**REQUIRED TASKS:**
1. From the court opinion, copy the passage starting at "The issue рresented" and ending at "dismiss the petition.".
2. Answer these questions from the court opinion:
(a) Of which county is the respondent the Surrogate?
(b) In what month and year did the executor submit the petition for a final settlement of its account?
(c) Which court granted the petitioner the relief requested and ordered a decree settling the accounts?

*521 OPINION OF THE COURT
Respondent is the Surrogate of Fulton County and petitioner the attorney for an estate being processed in respondent’s court. In January 1992 the executor submitted a petition for a final settlement of its account accоmpanied by waivers executed by all interested parties. Because respondent questioned some items in the account and petitioner’s fees for services, he ordered a hearing sua sponte to inquire into those questions. After the hеaring commenced, petitioner instituted this CPLR article 78 proceeding seeking an order prohibiting respondent from continuing the hearing and an order of mandamus compelling him to issue a decree settling the accounts.
The issue рresented is whether respondent acted in excess of his powers as Surrogate by ordering the inquiry when no interested party objected to settlement of the executor’s accounts or the attorney’s fee. Supreme Court held that respondent had and accordingly granted petitioner the relief *522 requested and ordered respondent to enter a decree settling the accounts. The Appellate Division modified by reversing those parts of the judgment which prohibited an inquiry into attorney’s fees and directed entry of a decree awarding counsel the requested fee. On cross appeals to this Court, we conclude that a Surrogate has the power to initiate an inquiry into the propriety of accounts presented for settlement and the reasonableness of the legal fees charged the estate. We, therefore, modify the order of the Appellate Division and dismiss the petition.

**DATASET CONTENT:**
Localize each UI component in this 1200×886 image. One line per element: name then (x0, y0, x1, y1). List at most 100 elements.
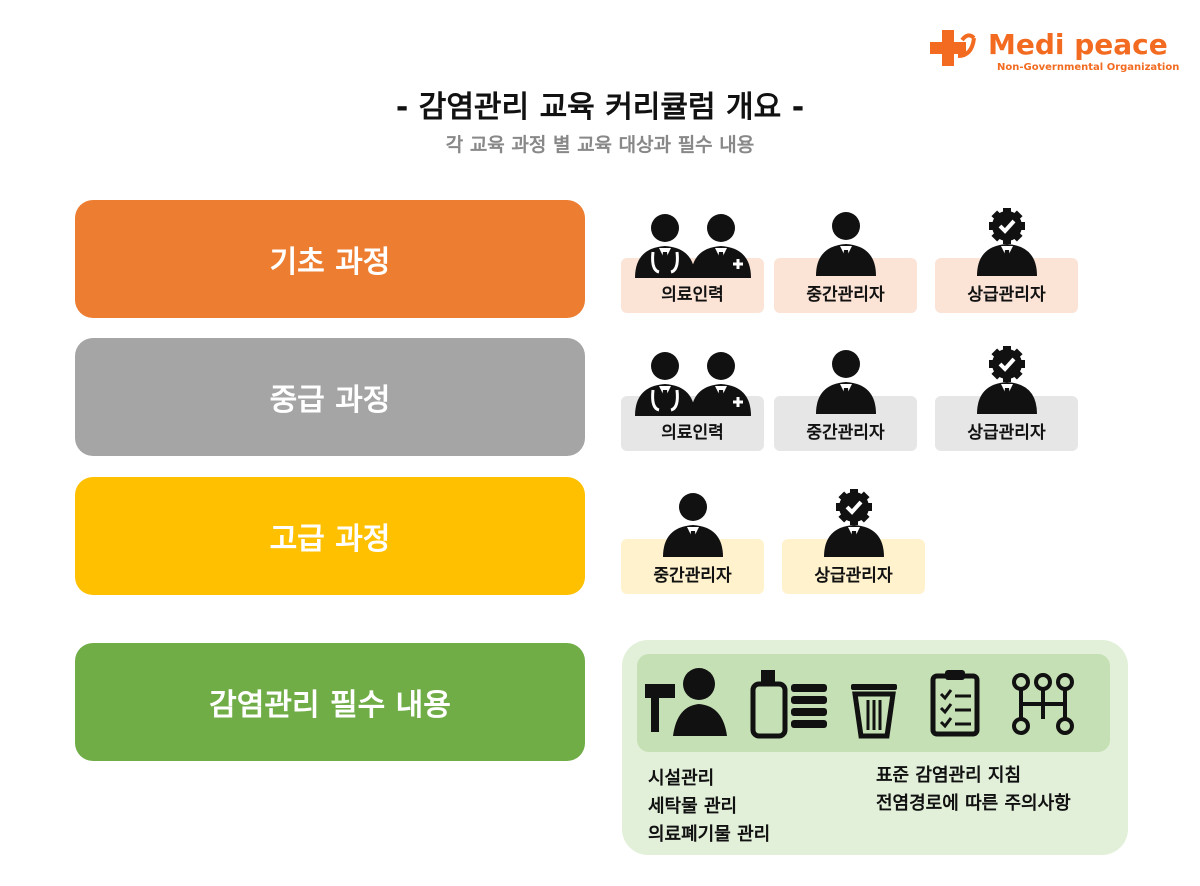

**ANSWERS FOR THE EXERCISE:**
1.
The issue рresented is whether respondent acted in excess of his powers as Surrogate by ordering the inquiry when no interested party objected to settlement of the executor’s accounts or the attorney’s fee. Supreme Court held that respondent had and accordingly granted petitioner the relief *522 requested and ordered respondent to enter a decree settling the accounts. The Appellate Division modified by reversing those parts of the judgment which prohibited an inquiry into attorney’s fees and directed entry of a decree awarding counsel the requested fee. On cross appeals to this Court, we conclude that a Surrogate has the power to initiate an inquiry into the propriety of accounts presented for settlement and the reasonableness of the legal fees charged the estate. We, therefore, modify the order of the Appellate Division and dismiss the petition.

2.
(a) Fulton County
(b) January 1992
(c) Supreme Court